*Stated task*.
Transcribe all of the records word for word, but omit the pictures.
# # # # # # #
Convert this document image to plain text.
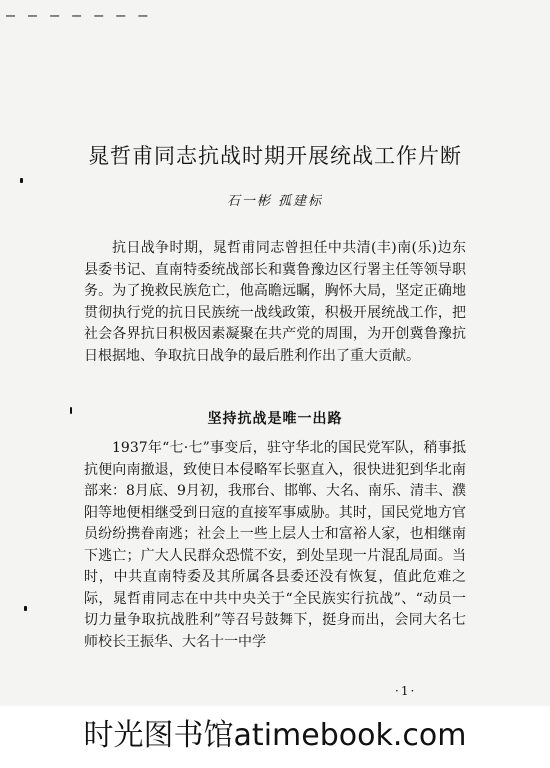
— — — — — — —
晁哲甫同志抗战时期开展统战工作片断
石一彬 孤建标
抗日战争时期，晁哲甫同志曾担任中共清(丰)南(乐)边东县委书记、直南特委统战部长和冀鲁豫边区行署主任等领导职务。为了挽救民族危亡，他高瞻远瞩，胸怀大局，坚定正确地贯彻执行党的抗日民族统一战线政策，积极开展统战工作，把社会各界抗日积极因素凝聚在共产党的周围，为开创冀鲁豫抗日根据地、争取抗日战争的最后胜利作出了重大贡献。
坚持抗战是唯一出路
1937年“七·七”事变后，驻守华北的国民党军队，稍事抵抗便向南撤退，致使日本侵略军长驱直入，很快进犯到华北南部来：8月底、9月初，我邢台、邯郸、大名、南乐、清丰、濮阳等地便相继受到日寇的直接军事威胁。其时，国民党地方官员纷纷携眷南逃；社会上一些上层人士和富裕人家，也相继南下逃亡；广大人民群众恐慌不安，到处呈现一片混乱局面。当时，中共直南特委及其所属各县委还没有恢复，值此危难之际，晁哲甫同志在中共中央关于“全民族实行抗战”、“动员一切力量争取抗战胜利”等召号鼓舞下，挺身而出，会同大名七师校长王振华、大名十一中学
·1·
时光图书馆atimebook.com
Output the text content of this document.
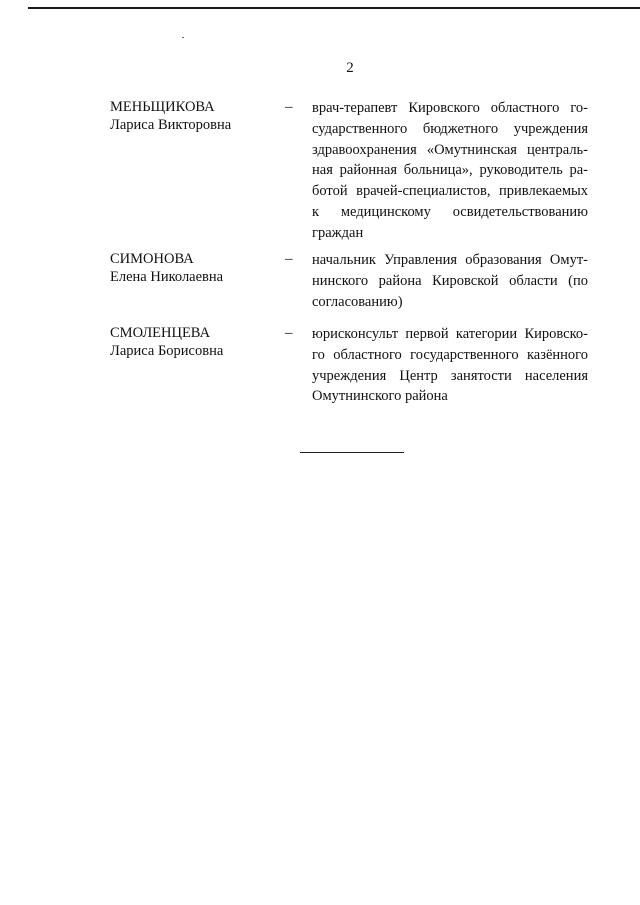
2
МЕНЬЩИКОВА
Лариса Викторовна
– врач-терапевт Кировского областного го-
сударственного бюджетного учреждения
здравоохранения «Омутнинская централь-
ная районная больница», руководитель ра-
ботой врачей-специалистов, привлекаемых
к медицинскому освидетельствованию
граждан
СИМОНОВА
Елена Николаевна
– начальник Управления образования Омут-
нинского района Кировской области (по
согласованию)
СМОЛЕНЦЕВА
Лариса Борисовна
– юрисконсульт первой категории Кировско-
го областного государственного казённого
учреждения Центр занятости населения
Омутнинского района
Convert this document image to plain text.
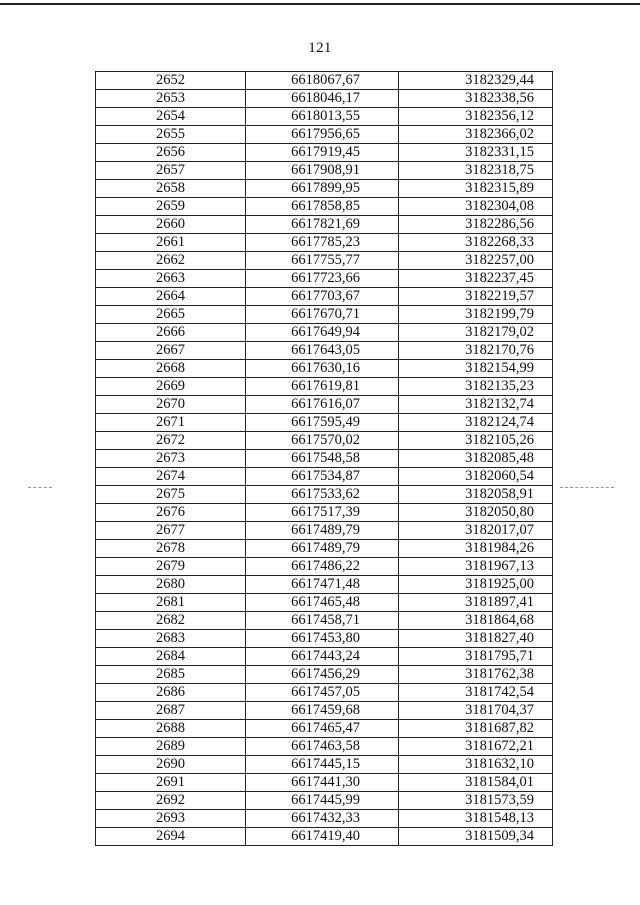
121
2652	6618067,67	3182329,44
2653	6618046,17	3182338,56
2654	6618013,55	3182356,12
2655	6617956,65	3182366,02
2656	6617919,45	3182331,15
2657	6617908,91	3182318,75
2658	6617899,95	3182315,89
2659	6617858,85	3182304,08
2660	6617821,69	3182286,56
2661	6617785,23	3182268,33
2662	6617755,77	3182257,00
2663	6617723,66	3182237,45
2664	6617703,67	3182219,57
2665	6617670,71	3182199,79
2666	6617649,94	3182179,02
2667	6617643,05	3182170,76
2668	6617630,16	3182154,99
2669	6617619,81	3182135,23
2670	6617616,07	3182132,74
2671	6617595,49	3182124,74
2672	6617570,02	3182105,26
2673	6617548,58	3182085,48
2674	6617534,87	3182060,54
2675	6617533,62	3182058,91
2676	6617517,39	3182050,80
2677	6617489,79	3182017,07
2678	6617489,79	3181984,26
2679	6617486,22	3181967,13
2680	6617471,48	3181925,00
2681	6617465,48	3181897,41
2682	6617458,71	3181864,68
2683	6617453,80	3181827,40
2684	6617443,24	3181795,71
2685	6617456,29	3181762,38
2686	6617457,05	3181742,54
2687	6617459,68	3181704,37
2688	6617465,47	3181687,82
2689	6617463,58	3181672,21
2690	6617445,15	3181632,10
2691	6617441,30	3181584,01
2692	6617445,99	3181573,59
2693	6617432,33	3181548,13
2694	6617419,40	3181509,34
# # # # # # #
*Final result*.
Convert this document image to plain text.
— — — — — — —
晁哲甫同志抗战时期开展统战工作片断
石一彬 孤建标
抗日战争时期，晁哲甫同志曾担任中共清(丰)南(乐)边东县委书记、直南特委统战部长和冀鲁豫边区行署主任等领导职务。为了挽救民族危亡，他高瞻远瞩，胸怀大局，坚定正确地贯彻执行党的抗日民族统一战线政策，积极开展统战工作，把社会各界抗日积极因素凝聚在共产党的周围，为开创冀鲁豫抗日根据地、争取抗日战争的最后胜利作出了重大贡献。
坚持抗战是唯一出路
1937年“七·七”事变后，驻守华北的国民党军队，稍事抵抗便向南撤退，致使日本侵略军长驱直入，很快进犯到华北南部来：8月底、9月初，我邢台、邯郸、大名、南乐、清丰、濮阳等地便相继受到日寇的直接军事威胁。其时，国民党地方官员纷纷携眷南逃；社会上一些上层人士和富裕人家，也相继南下逃亡；广大人民群众恐慌不安，到处呈现一片混乱局面。当时，中共直南特委及其所属各县委还没有恢复，值此危难之际，晁哲甫同志在中共中央关于“全民族实行抗战”、“动员一切力量争取抗战胜利”等召号鼓舞下，挺身而出，会同大名七师校长王振华、大名十一中学
·1·
时光图书馆atimebook.com
Output the text content of this document.
2
МЕНЬЩИКОВА
Лариса Викторовна
– врач-терапевт Кировского областного го-
сударственного бюджетного учреждения
здравоохранения «Омутнинская централь-
ная районная больница», руководитель ра-
ботой врачей-специалистов, привлекаемых
к медицинскому освидетельствованию
граждан
СИМОНОВА
Елена Николаевна
– начальник Управления образования Омут-
нинского района Кировской области (по
согласованию)
СМОЛЕНЦЕВА
Лариса Борисовна
– юрисконсульт первой категории Кировско-
го областного государственного казённого
учреждения Центр занятости населения
Омутнинского района
Convert this document image to plain text.
121
2652	6618067,67	3182329,44
2653	6618046,17	3182338,56
2654	6618013,55	3182356,12
2655	6617956,65	3182366,02
2656	6617919,45	3182331,15
2657	6617908,91	3182318,75
2658	6617899,95	3182315,89
2659	6617858,85	3182304,08
2660	6617821,69	3182286,56
2661	6617785,23	3182268,33
2662	6617755,77	3182257,00
2663	6617723,66	3182237,45
2664	6617703,67	3182219,57
2665	6617670,71	3182199,79
2666	6617649,94	3182179,02
2667	6617643,05	3182170,76
2668	6617630,16	3182154,99
2669	6617619,81	3182135,23
2670	6617616,07	3182132,74
2671	6617595,49	3182124,74
2672	6617570,02	3182105,26
2673	6617548,58	3182085,48
2674	6617534,87	3182060,54
2675	6617533,62	3182058,91
2676	6617517,39	3182050,80
2677	6617489,79	3182017,07
2678	6617489,79	3181984,26
2679	6617486,22	3181967,13
2680	6617471,48	3181925,00
2681	6617465,48	3181897,41
2682	6617458,71	3181864,68
2683	6617453,80	3181827,40
2684	6617443,24	3181795,71
2685	6617456,29	3181762,38
2686	6617457,05	3181742,54
2687	6617459,68	3181704,37
2688	6617465,47	3181687,82
2689	6617463,58	3181672,21
2690	6617445,15	3181632,10
2691	6617441,30	3181584,01
2692	6617445,99	3181573,59
2693	6617432,33	3181548,13
2694	6617419,40	3181509,34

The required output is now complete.